== Exercise ==
All lines in which the word "глаза" occurs are to be extracted.

== Data to process ==

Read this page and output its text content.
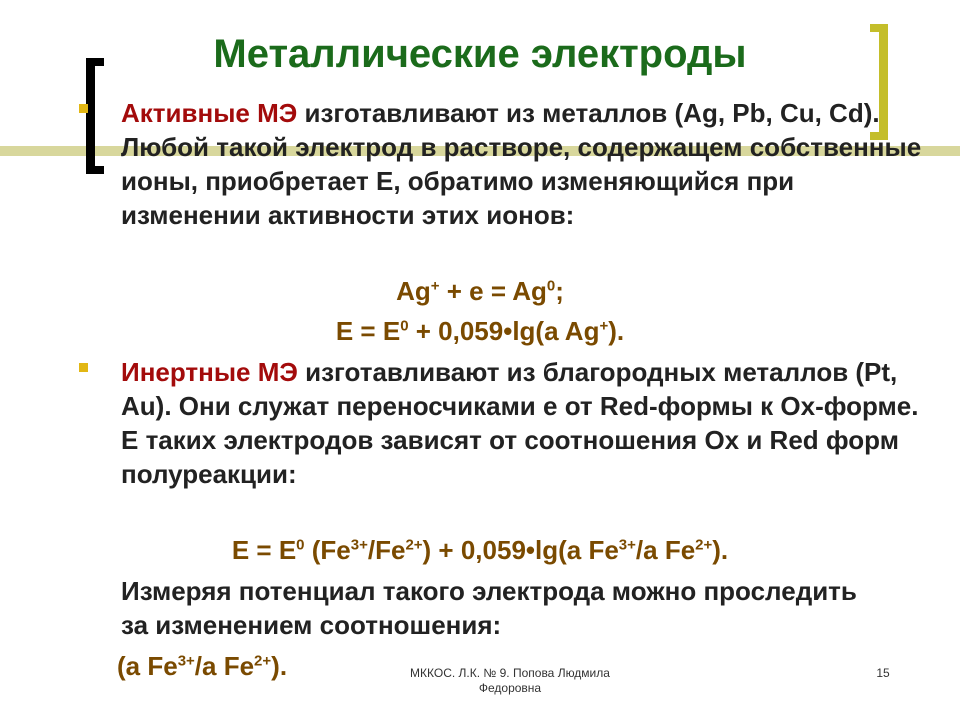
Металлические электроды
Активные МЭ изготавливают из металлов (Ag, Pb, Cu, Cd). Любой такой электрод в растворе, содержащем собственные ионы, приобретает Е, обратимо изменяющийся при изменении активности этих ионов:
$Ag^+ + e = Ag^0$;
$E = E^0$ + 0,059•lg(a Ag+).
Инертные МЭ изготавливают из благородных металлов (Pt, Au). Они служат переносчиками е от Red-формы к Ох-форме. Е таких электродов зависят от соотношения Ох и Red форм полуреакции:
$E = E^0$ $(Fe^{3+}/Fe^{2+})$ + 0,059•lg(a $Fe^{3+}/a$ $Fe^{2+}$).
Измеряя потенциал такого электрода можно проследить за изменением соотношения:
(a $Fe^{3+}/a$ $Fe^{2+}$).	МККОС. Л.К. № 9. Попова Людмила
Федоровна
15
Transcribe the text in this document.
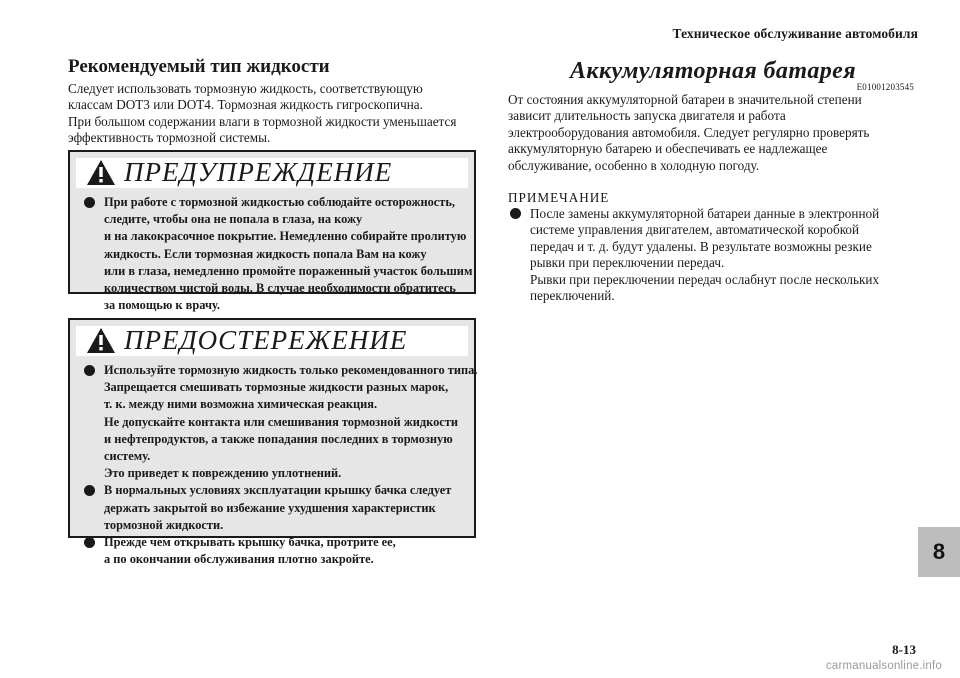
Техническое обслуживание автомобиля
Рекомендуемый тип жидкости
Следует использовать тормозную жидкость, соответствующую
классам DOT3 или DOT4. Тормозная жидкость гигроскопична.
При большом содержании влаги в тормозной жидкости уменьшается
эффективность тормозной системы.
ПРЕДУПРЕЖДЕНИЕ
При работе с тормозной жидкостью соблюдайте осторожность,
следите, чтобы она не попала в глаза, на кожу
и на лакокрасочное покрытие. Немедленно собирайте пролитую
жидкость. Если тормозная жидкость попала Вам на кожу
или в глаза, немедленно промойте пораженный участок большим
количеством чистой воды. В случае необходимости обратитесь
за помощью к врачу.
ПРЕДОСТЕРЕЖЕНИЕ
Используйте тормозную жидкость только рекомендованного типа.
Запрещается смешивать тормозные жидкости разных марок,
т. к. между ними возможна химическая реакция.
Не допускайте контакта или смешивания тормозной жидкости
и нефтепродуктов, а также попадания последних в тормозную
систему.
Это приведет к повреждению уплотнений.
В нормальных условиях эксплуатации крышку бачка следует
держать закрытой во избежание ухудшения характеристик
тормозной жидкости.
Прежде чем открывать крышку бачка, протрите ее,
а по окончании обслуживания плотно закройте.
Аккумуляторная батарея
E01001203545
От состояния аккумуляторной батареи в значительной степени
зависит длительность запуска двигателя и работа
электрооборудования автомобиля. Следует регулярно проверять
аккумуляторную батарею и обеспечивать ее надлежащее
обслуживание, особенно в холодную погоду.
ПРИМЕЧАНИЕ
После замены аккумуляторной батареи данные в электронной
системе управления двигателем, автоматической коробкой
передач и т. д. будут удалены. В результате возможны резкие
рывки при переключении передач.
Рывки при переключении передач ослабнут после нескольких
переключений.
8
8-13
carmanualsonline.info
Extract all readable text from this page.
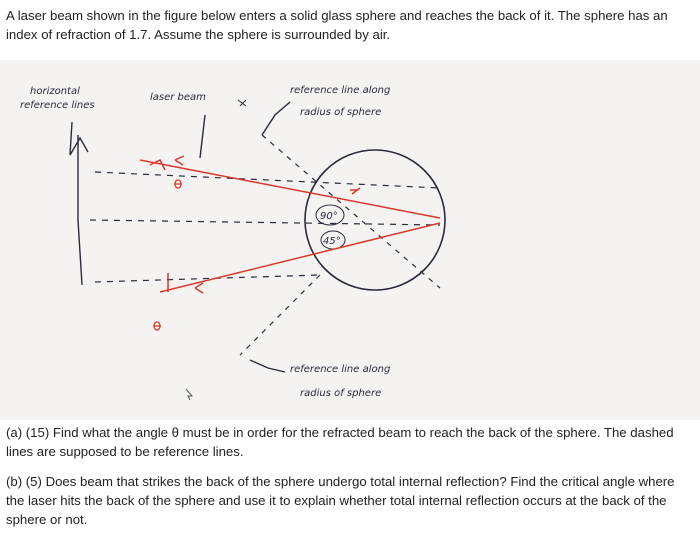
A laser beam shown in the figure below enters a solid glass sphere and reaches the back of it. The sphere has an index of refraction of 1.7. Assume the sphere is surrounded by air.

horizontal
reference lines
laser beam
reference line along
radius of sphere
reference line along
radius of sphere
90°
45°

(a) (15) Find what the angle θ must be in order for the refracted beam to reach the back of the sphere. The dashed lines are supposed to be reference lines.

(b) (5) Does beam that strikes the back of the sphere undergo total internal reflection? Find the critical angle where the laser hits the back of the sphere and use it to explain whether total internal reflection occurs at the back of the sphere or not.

== Result for this exercise ==
следите, чтобы она не попала в глаза, на кожу
или в глаза, немедленно промойте пораженный участок большим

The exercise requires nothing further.